- [INSTRUCTIONS FOR THE TASK]: From the entries below, please gather each line containing the string "structured".

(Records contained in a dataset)
※ ※ ※

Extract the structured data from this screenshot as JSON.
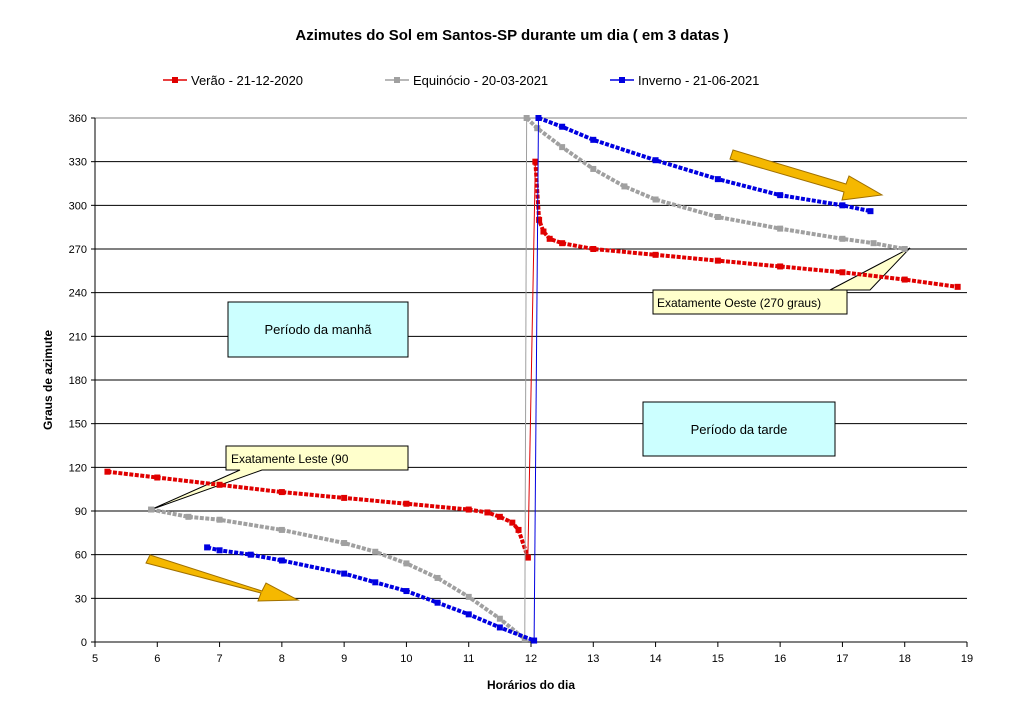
{
  "chart_data": {
    "type": "line",
    "title": "Azimutes do Sol em Santos-SP durante um dia ( em 3 datas )",
    "xlabel": "Horários do dia",
    "ylabel": "Graus de azimute",
    "xlim": [
      5,
      19
    ],
    "ylim": [
      0,
      360
    ],
    "xticks": [
      5,
      6,
      7,
      8,
      9,
      10,
      11,
      12,
      13,
      14,
      15,
      16,
      17,
      18,
      19
    ],
    "yticks": [
      0,
      30,
      60,
      90,
      120,
      150,
      180,
      210,
      240,
      270,
      300,
      330,
      360
    ],
    "grid": true,
    "legend_position": "top",
    "series": [
      {
        "name": "Verão - 21-12-2020",
        "color": "#e00000",
        "segments": [
          [
            [
              5.2,
              117
            ],
            [
              6,
              113
            ],
            [
              7,
              108
            ],
            [
              8,
              103
            ],
            [
              9,
              99
            ],
            [
              10,
              95
            ],
            [
              11,
              91
            ],
            [
              11.3,
              89
            ],
            [
              11.5,
              86
            ],
            [
              11.7,
              82
            ],
            [
              11.8,
              77
            ],
            [
              11.95,
              58
            ]
          ],
          [
            [
              12.07,
              330
            ],
            [
              12.13,
              290
            ],
            [
              12.2,
              282
            ],
            [
              12.3,
              277
            ],
            [
              12.5,
              274
            ],
            [
              13,
              270
            ],
            [
              14,
              266
            ],
            [
              15,
              262
            ],
            [
              16,
              258
            ],
            [
              17,
              254
            ],
            [
              18,
              249
            ],
            [
              18.85,
              244
            ]
          ]
        ],
        "jump": [
          [
            11.95,
            58
          ],
          [
            12.07,
            330
          ]
        ]
      },
      {
        "name": "Equinócio - 20-03-2021",
        "color": "#a0a0a0",
        "segments": [
          [
            [
              5.9,
              91
            ],
            [
              6.5,
              86
            ],
            [
              7,
              84
            ],
            [
              8,
              77
            ],
            [
              9,
              68
            ],
            [
              9.5,
              62
            ],
            [
              10,
              54
            ],
            [
              10.5,
              44
            ],
            [
              11,
              31
            ],
            [
              11.5,
              16
            ],
            [
              11.9,
              2
            ]
          ],
          [
            [
              11.93,
              360
            ],
            [
              12.1,
              353
            ],
            [
              12.5,
              340
            ],
            [
              13,
              325
            ],
            [
              13.5,
              313
            ],
            [
              14,
              304
            ],
            [
              15,
              292
            ],
            [
              16,
              284
            ],
            [
              17,
              277
            ],
            [
              17.5,
              274
            ],
            [
              18,
              270
            ]
          ]
        ],
        "jump": [
          [
            11.9,
            2
          ],
          [
            11.93,
            360
          ]
        ]
      },
      {
        "name": "Inverno - 21-06-2021",
        "color": "#0000e0",
        "segments": [
          [
            [
              6.8,
              65
            ],
            [
              7,
              63
            ],
            [
              7.5,
              60
            ],
            [
              8,
              56
            ],
            [
              9,
              47
            ],
            [
              9.5,
              41
            ],
            [
              10,
              35
            ],
            [
              10.5,
              27
            ],
            [
              11,
              19
            ],
            [
              11.5,
              10
            ],
            [
              12.05,
              1
            ]
          ],
          [
            [
              12.12,
              360
            ],
            [
              12.5,
              354
            ],
            [
              13,
              345
            ],
            [
              14,
              331
            ],
            [
              15,
              318
            ],
            [
              16,
              307
            ],
            [
              17,
              300
            ],
            [
              17.45,
              296
            ]
          ]
        ],
        "jump": [
          [
            12.05,
            1
          ],
          [
            12.12,
            360
          ]
        ]
      }
    ],
    "annotations": {
      "morning": "Período da manhã",
      "afternoon": "Período da tarde",
      "east": "Exatamente Leste (90",
      "west": "Exatamente Oeste (270 graus)"
    }
  }
}
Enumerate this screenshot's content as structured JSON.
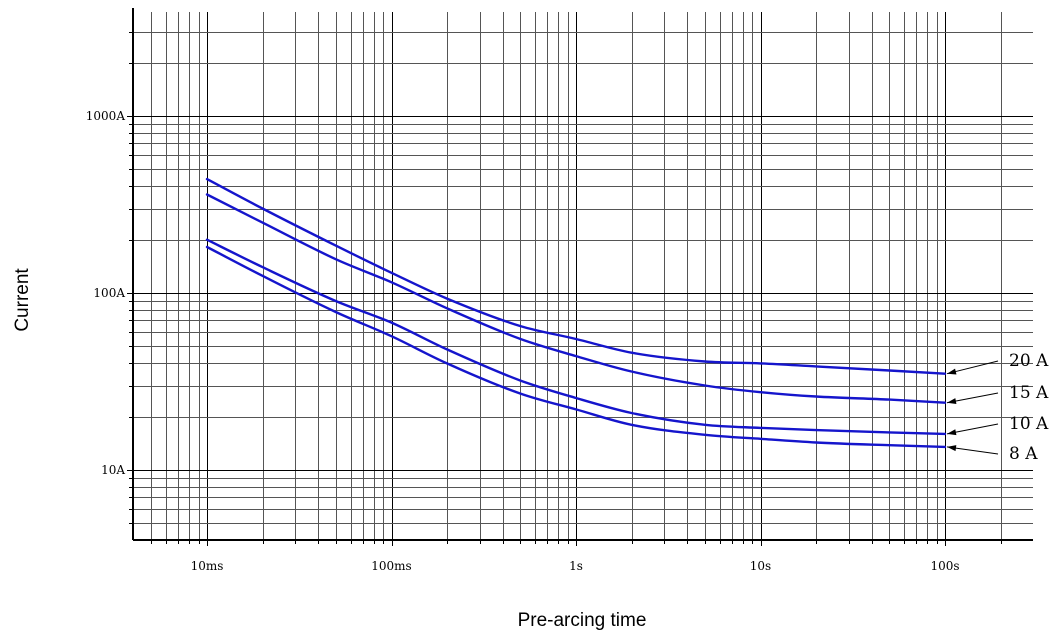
{
  "chart_data": {
    "type": "line",
    "xlabel": "Pre-arcing time",
    "ylabel": "Current",
    "x_scale": "log",
    "y_scale": "log",
    "x_unit": "s",
    "y_unit": "A",
    "xlim": [
      0.0045,
      300
    ],
    "ylim": [
      4,
      4500
    ],
    "x_ticks": [
      {
        "value": 0.01,
        "label": "10ms"
      },
      {
        "value": 0.1,
        "label": "100ms"
      },
      {
        "value": 1,
        "label": "1s"
      },
      {
        "value": 10,
        "label": "10s"
      },
      {
        "value": 100,
        "label": "100s"
      }
    ],
    "y_ticks": [
      {
        "value": 10,
        "label": "10A"
      },
      {
        "value": 100,
        "label": "100A"
      },
      {
        "value": 1000,
        "label": "1000A"
      }
    ],
    "grid": true,
    "curve_color": "#1515cc",
    "series": [
      {
        "name": "20 A",
        "points": [
          [
            0.01,
            440
          ],
          [
            0.02,
            300
          ],
          [
            0.05,
            185
          ],
          [
            0.1,
            130
          ],
          [
            0.2,
            93
          ],
          [
            0.5,
            65
          ],
          [
            1,
            55
          ],
          [
            2,
            46
          ],
          [
            5,
            41
          ],
          [
            10,
            40
          ],
          [
            20,
            38.5
          ],
          [
            50,
            36.5
          ],
          [
            100,
            35
          ]
        ]
      },
      {
        "name": "15 A",
        "points": [
          [
            0.01,
            360
          ],
          [
            0.02,
            250
          ],
          [
            0.05,
            155
          ],
          [
            0.1,
            115
          ],
          [
            0.2,
            82
          ],
          [
            0.5,
            55
          ],
          [
            1,
            44
          ],
          [
            2,
            36
          ],
          [
            5,
            30
          ],
          [
            10,
            27.5
          ],
          [
            20,
            26
          ],
          [
            50,
            25
          ],
          [
            100,
            24
          ]
        ]
      },
      {
        "name": "10 A",
        "points": [
          [
            0.01,
            200
          ],
          [
            0.02,
            140
          ],
          [
            0.05,
            90
          ],
          [
            0.1,
            68
          ],
          [
            0.2,
            48
          ],
          [
            0.5,
            32
          ],
          [
            1,
            25.5
          ],
          [
            2,
            21
          ],
          [
            5,
            18
          ],
          [
            10,
            17.3
          ],
          [
            20,
            16.8
          ],
          [
            50,
            16.3
          ],
          [
            100,
            16
          ]
        ]
      },
      {
        "name": "8 A",
        "points": [
          [
            0.01,
            182
          ],
          [
            0.02,
            125
          ],
          [
            0.05,
            78
          ],
          [
            0.1,
            57
          ],
          [
            0.2,
            40
          ],
          [
            0.5,
            27
          ],
          [
            1,
            22
          ],
          [
            2,
            18
          ],
          [
            5,
            15.8
          ],
          [
            10,
            15
          ],
          [
            20,
            14.3
          ],
          [
            50,
            13.8
          ],
          [
            100,
            13.5
          ]
        ]
      }
    ]
  }
}
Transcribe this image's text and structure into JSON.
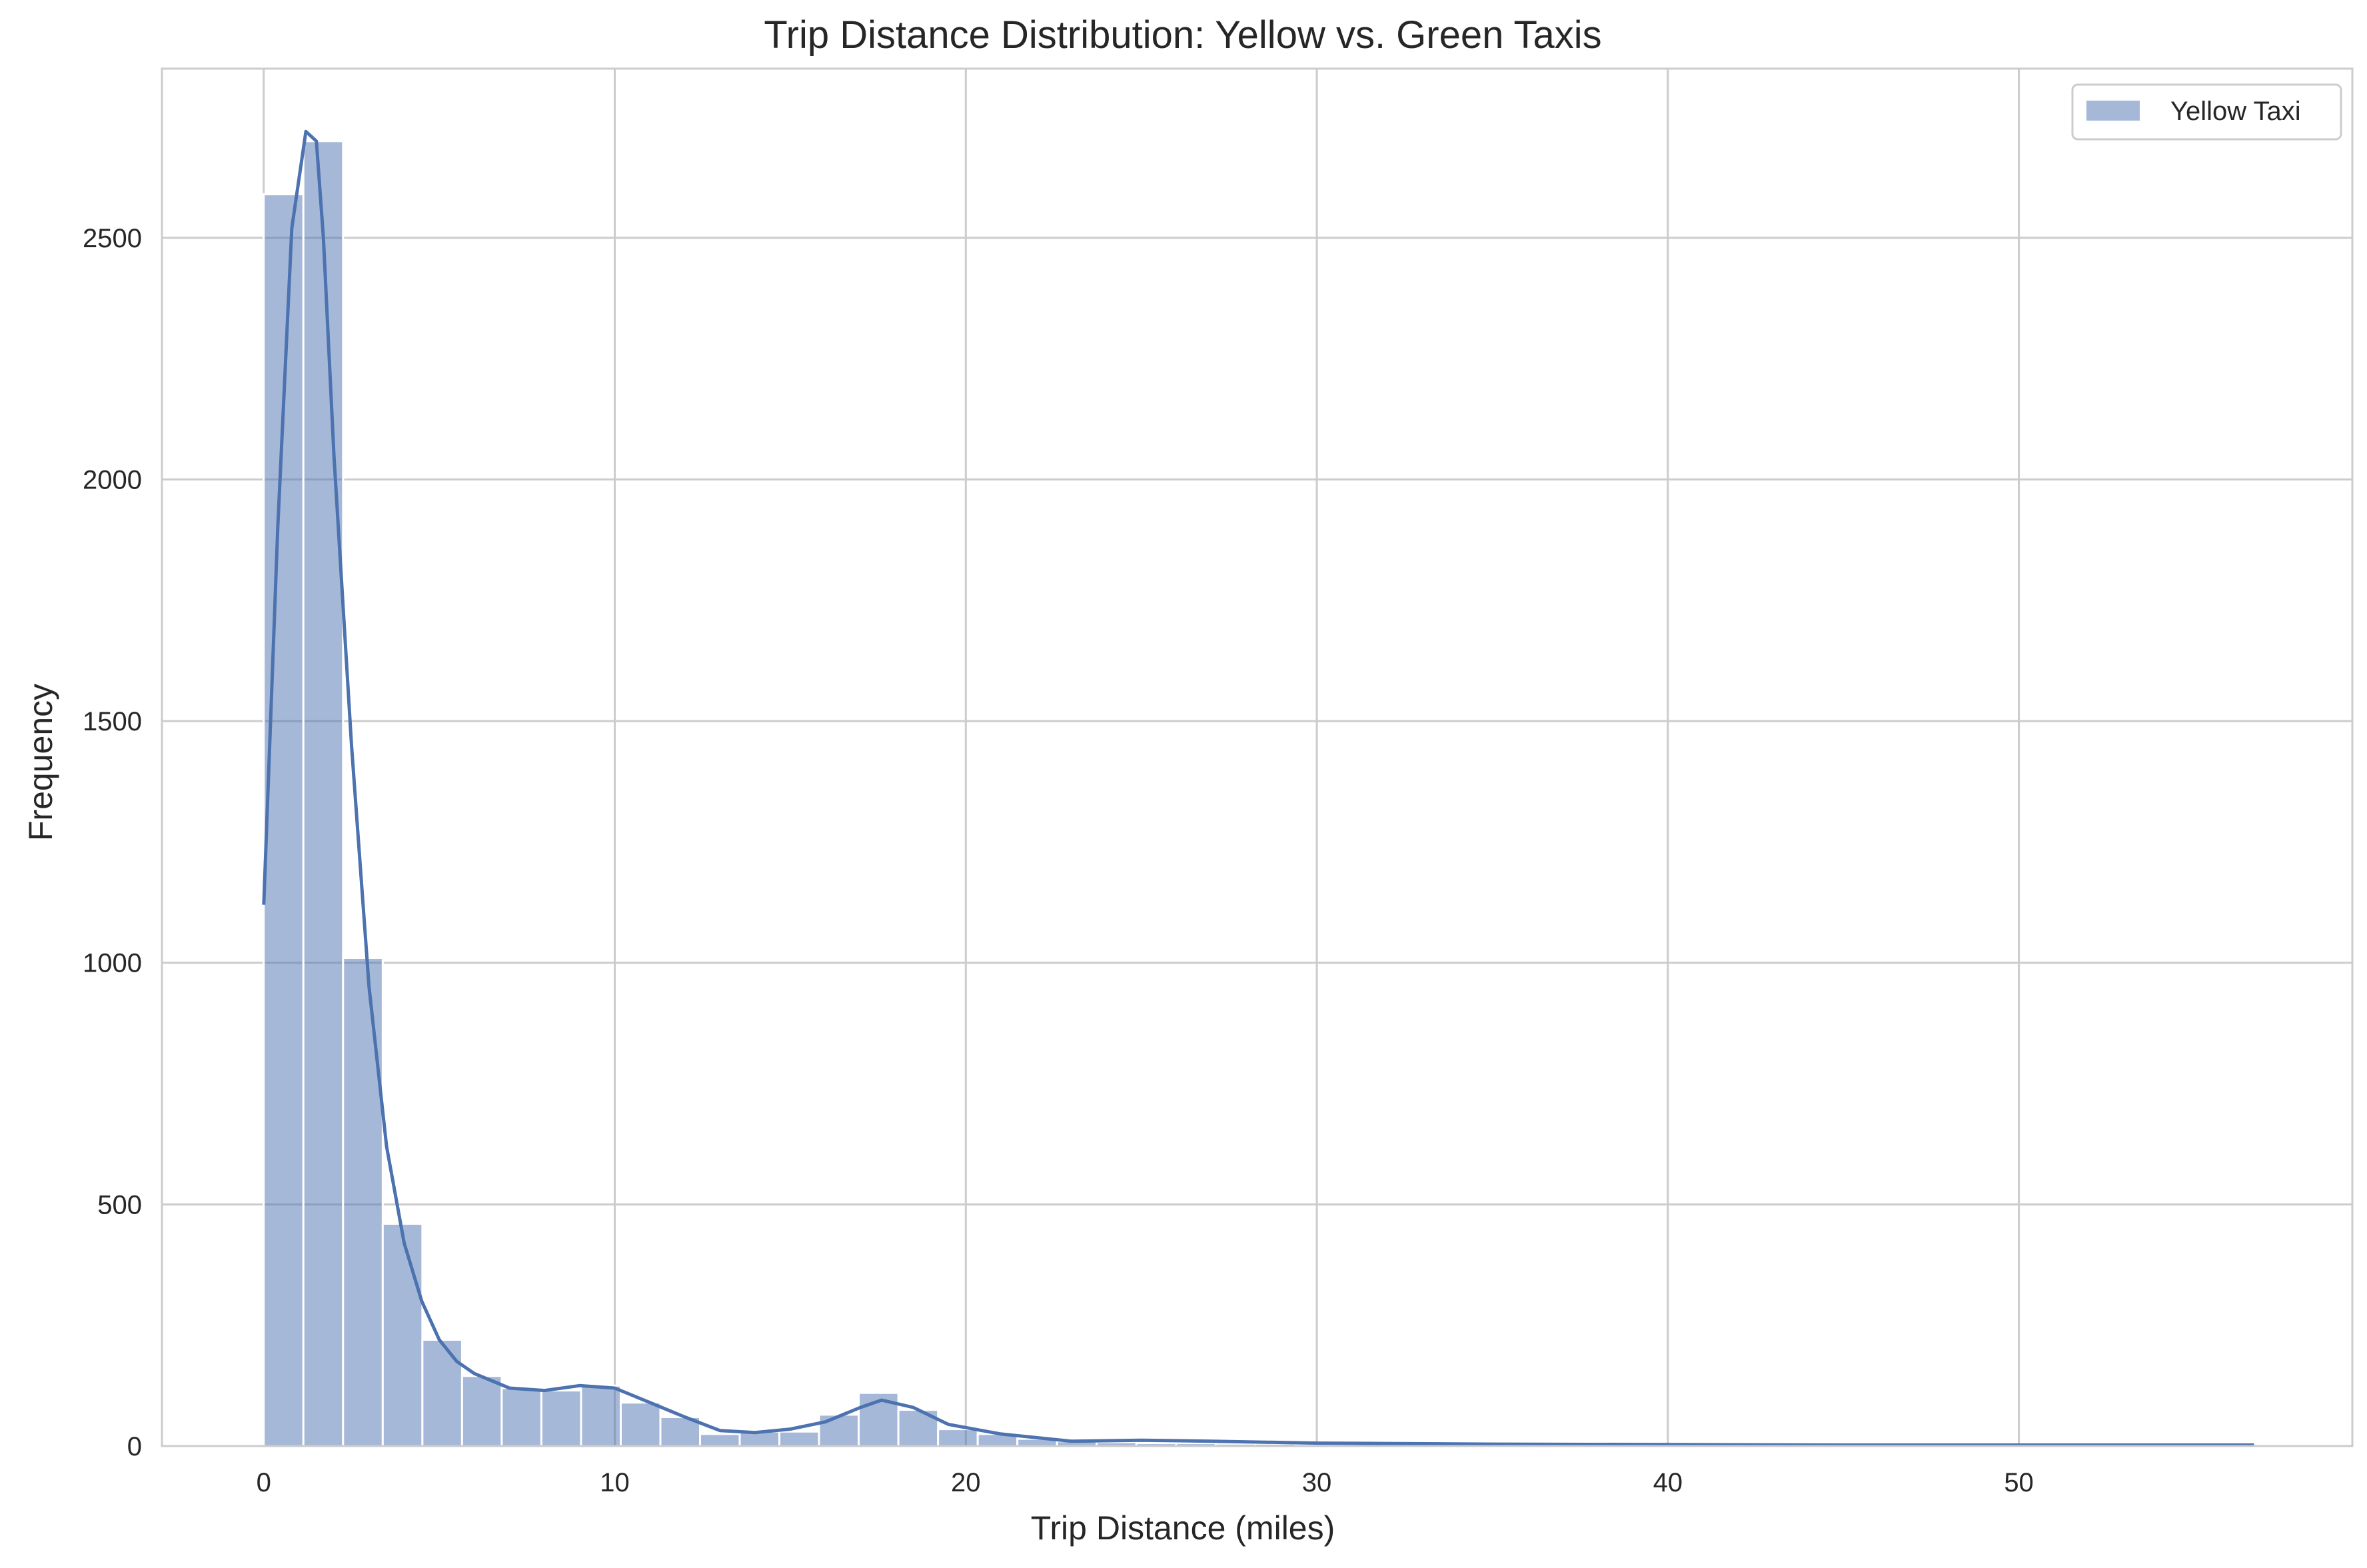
{
  "colors": {
    "bar_fill": "#4c72b0",
    "kde_line": "#4c72b0",
    "grid": "#cccccc",
    "frame": "#cccccc"
  },
  "chart_data": {
    "type": "bar",
    "title": "Trip Distance Distribution: Yellow vs. Green Taxis",
    "xlabel": "Trip Distance (miles)",
    "ylabel": "Frequency",
    "xlim": [
      -2.9,
      59.5
    ],
    "ylim": [
      0,
      2850
    ],
    "xticks": [
      0,
      10,
      20,
      30,
      40,
      50
    ],
    "xtick_labels": [
      "0",
      "10",
      "20",
      "30",
      "40",
      "50"
    ],
    "yticks": [
      0,
      500,
      1000,
      1500,
      2000,
      2500
    ],
    "ytick_labels": [
      "0",
      "500",
      "1000",
      "1500",
      "2000",
      "2500"
    ],
    "grid": true,
    "legend": {
      "position": "top-right",
      "entries": [
        "Yellow Taxi"
      ]
    },
    "bin_width": 1.13,
    "bin_start": 0,
    "series": [
      {
        "name": "Yellow Taxi",
        "kind": "histogram",
        "values": [
          2590,
          2700,
          1010,
          460,
          220,
          145,
          120,
          115,
          125,
          90,
          60,
          25,
          30,
          30,
          65,
          110,
          75,
          35,
          25,
          15,
          10,
          8,
          6,
          6,
          5,
          5,
          4,
          4,
          4,
          4,
          3,
          3,
          3,
          3,
          3,
          3,
          2,
          2,
          2,
          2,
          2,
          2,
          2,
          2,
          2,
          2,
          2,
          2,
          2,
          2
        ]
      },
      {
        "name": "Yellow Taxi KDE",
        "kind": "kde",
        "x": [
          0,
          0.4,
          0.8,
          1.2,
          1.5,
          1.7,
          2.0,
          2.5,
          3.0,
          3.5,
          4.0,
          4.5,
          5.0,
          5.5,
          6.0,
          7.0,
          8.0,
          9.0,
          10.0,
          11.0,
          12.0,
          13.0,
          14.0,
          15.0,
          16.0,
          17.0,
          17.6,
          18.5,
          19.5,
          21.0,
          23.0,
          25.0,
          27.0,
          30.0,
          35.0,
          40.0,
          45.0,
          50.0,
          56.7
        ],
        "y": [
          1120,
          1900,
          2520,
          2720,
          2700,
          2500,
          2050,
          1450,
          950,
          620,
          420,
          300,
          220,
          175,
          150,
          120,
          115,
          125,
          120,
          90,
          60,
          32,
          28,
          35,
          50,
          80,
          95,
          80,
          45,
          25,
          10,
          12,
          10,
          6,
          4,
          3,
          2,
          2,
          2
        ]
      }
    ]
  }
}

※ ※ ※

- [ANSWER BELOW]:
Extract the structured data from this screenshot as JSON.
Enumerate this screenshot's content as structured JSON.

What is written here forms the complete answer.